▶ **Given task**:
Go through the listing and return every line with "Payment" in it.

▶ **Material to process**:
——

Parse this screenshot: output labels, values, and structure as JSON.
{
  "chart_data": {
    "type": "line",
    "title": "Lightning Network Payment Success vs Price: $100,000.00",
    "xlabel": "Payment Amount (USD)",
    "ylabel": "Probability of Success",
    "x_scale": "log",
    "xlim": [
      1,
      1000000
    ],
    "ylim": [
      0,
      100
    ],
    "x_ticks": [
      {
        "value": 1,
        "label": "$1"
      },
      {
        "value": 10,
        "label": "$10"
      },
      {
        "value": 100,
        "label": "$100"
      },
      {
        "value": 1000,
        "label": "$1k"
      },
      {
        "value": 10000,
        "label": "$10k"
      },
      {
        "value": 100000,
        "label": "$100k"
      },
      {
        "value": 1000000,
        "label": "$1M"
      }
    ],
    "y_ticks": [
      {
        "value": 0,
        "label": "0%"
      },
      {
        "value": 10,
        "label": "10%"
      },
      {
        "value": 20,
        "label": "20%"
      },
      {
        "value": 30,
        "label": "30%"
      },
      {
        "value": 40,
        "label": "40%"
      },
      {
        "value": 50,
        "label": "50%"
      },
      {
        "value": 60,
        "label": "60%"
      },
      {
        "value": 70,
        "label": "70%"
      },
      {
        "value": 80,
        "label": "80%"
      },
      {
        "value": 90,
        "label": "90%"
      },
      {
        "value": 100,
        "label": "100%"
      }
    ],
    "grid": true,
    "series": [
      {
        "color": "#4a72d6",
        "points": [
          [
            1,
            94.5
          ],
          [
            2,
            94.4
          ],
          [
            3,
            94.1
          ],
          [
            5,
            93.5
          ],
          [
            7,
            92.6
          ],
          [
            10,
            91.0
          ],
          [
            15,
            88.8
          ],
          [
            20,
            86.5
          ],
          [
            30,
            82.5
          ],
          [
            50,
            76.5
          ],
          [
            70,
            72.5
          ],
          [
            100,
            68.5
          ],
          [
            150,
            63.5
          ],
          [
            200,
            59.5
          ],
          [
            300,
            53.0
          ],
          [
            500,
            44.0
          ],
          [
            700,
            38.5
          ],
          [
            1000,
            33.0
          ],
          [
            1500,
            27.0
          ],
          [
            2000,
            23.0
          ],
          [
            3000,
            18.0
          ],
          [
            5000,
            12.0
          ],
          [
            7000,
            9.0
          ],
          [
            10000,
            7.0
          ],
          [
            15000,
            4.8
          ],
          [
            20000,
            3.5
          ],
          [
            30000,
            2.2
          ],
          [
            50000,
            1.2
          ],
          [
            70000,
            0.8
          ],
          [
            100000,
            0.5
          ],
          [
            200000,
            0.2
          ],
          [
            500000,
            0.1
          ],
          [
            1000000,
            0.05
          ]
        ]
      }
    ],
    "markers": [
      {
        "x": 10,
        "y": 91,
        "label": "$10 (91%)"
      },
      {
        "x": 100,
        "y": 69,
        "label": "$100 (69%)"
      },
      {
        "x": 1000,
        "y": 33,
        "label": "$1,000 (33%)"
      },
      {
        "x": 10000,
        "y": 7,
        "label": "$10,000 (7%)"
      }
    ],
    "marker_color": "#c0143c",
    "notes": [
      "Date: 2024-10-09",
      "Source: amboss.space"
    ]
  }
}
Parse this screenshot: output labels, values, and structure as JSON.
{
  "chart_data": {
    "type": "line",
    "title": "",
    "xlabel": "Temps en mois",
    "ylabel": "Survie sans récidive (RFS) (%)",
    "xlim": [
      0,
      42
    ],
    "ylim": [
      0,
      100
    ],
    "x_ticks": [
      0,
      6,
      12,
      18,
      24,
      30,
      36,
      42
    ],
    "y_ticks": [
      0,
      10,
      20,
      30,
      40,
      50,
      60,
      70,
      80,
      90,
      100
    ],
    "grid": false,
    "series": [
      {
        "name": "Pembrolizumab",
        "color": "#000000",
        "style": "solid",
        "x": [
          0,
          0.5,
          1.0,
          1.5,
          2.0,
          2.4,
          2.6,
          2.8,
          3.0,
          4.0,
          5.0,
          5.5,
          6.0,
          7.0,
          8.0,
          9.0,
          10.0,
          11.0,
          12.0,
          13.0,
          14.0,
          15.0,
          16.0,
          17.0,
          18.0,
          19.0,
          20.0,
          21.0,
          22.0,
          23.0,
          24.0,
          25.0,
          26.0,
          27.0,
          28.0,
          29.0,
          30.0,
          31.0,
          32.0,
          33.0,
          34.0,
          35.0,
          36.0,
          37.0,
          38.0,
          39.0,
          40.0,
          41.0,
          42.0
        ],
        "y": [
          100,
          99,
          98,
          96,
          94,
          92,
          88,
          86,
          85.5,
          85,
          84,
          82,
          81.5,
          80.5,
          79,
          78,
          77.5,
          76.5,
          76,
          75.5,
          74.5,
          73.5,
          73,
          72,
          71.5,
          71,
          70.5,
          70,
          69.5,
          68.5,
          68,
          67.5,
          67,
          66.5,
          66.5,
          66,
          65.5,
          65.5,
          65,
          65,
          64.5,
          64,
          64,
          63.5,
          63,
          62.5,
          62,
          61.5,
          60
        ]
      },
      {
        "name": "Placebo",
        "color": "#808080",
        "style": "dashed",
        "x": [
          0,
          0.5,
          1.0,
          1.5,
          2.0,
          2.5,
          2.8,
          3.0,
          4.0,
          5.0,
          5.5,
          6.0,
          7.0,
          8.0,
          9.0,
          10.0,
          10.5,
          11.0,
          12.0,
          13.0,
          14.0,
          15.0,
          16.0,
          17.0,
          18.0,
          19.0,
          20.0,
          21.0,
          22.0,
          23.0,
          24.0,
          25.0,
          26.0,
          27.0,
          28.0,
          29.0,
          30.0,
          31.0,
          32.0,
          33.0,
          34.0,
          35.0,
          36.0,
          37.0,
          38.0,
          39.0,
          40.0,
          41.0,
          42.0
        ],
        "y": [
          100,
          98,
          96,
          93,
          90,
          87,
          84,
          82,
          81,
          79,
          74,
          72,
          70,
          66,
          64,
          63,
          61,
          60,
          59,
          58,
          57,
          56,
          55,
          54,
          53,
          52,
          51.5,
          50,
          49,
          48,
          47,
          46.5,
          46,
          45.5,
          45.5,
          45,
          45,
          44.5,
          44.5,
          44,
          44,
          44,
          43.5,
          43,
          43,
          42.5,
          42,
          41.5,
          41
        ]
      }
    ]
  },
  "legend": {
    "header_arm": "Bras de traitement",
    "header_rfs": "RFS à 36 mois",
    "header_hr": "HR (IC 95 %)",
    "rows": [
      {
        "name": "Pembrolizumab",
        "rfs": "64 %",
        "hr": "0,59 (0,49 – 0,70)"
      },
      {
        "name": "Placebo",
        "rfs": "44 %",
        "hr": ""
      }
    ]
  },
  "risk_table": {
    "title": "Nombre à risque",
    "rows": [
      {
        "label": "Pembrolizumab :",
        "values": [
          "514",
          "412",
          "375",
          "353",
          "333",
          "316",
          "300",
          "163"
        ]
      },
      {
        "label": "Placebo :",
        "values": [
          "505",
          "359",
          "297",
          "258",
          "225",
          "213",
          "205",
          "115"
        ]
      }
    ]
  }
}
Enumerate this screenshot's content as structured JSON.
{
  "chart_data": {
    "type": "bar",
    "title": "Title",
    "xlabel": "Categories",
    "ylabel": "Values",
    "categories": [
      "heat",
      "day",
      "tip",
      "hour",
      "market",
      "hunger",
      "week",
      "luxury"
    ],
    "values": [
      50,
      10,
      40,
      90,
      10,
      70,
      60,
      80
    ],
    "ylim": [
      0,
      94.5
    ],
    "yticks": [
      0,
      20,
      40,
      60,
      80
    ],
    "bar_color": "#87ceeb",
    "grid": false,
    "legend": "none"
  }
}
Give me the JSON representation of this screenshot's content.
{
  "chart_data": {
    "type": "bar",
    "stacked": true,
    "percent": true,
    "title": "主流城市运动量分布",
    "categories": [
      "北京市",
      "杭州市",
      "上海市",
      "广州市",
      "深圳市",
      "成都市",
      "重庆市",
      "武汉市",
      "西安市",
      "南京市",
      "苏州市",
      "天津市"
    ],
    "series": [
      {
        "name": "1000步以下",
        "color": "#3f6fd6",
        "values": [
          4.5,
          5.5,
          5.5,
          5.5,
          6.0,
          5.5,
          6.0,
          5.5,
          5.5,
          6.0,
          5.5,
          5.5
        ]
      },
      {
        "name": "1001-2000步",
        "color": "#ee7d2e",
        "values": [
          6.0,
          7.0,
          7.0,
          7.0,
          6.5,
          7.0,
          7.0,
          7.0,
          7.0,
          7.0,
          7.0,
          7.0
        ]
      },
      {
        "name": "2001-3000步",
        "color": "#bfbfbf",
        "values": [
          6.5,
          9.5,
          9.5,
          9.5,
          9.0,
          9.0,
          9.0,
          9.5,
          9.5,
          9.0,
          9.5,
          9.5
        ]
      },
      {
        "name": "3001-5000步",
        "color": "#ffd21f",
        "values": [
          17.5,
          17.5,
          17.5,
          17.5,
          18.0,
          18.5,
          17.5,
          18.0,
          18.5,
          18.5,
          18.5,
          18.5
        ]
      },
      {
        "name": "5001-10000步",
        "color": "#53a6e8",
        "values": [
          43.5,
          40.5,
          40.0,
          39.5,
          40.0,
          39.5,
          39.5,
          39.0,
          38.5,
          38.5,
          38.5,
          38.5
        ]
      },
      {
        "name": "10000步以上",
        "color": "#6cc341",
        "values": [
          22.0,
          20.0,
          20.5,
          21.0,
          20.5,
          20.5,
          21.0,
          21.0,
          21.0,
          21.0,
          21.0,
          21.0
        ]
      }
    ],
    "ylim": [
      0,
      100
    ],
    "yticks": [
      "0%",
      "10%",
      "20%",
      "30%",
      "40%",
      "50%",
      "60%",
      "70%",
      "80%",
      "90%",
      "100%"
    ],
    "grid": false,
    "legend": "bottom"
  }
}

——

▶ **Answer in full**:
    "title": "Lightning Network Payment Success vs Price: $100,000.00",
    "xlabel": "Payment Amount (USD)",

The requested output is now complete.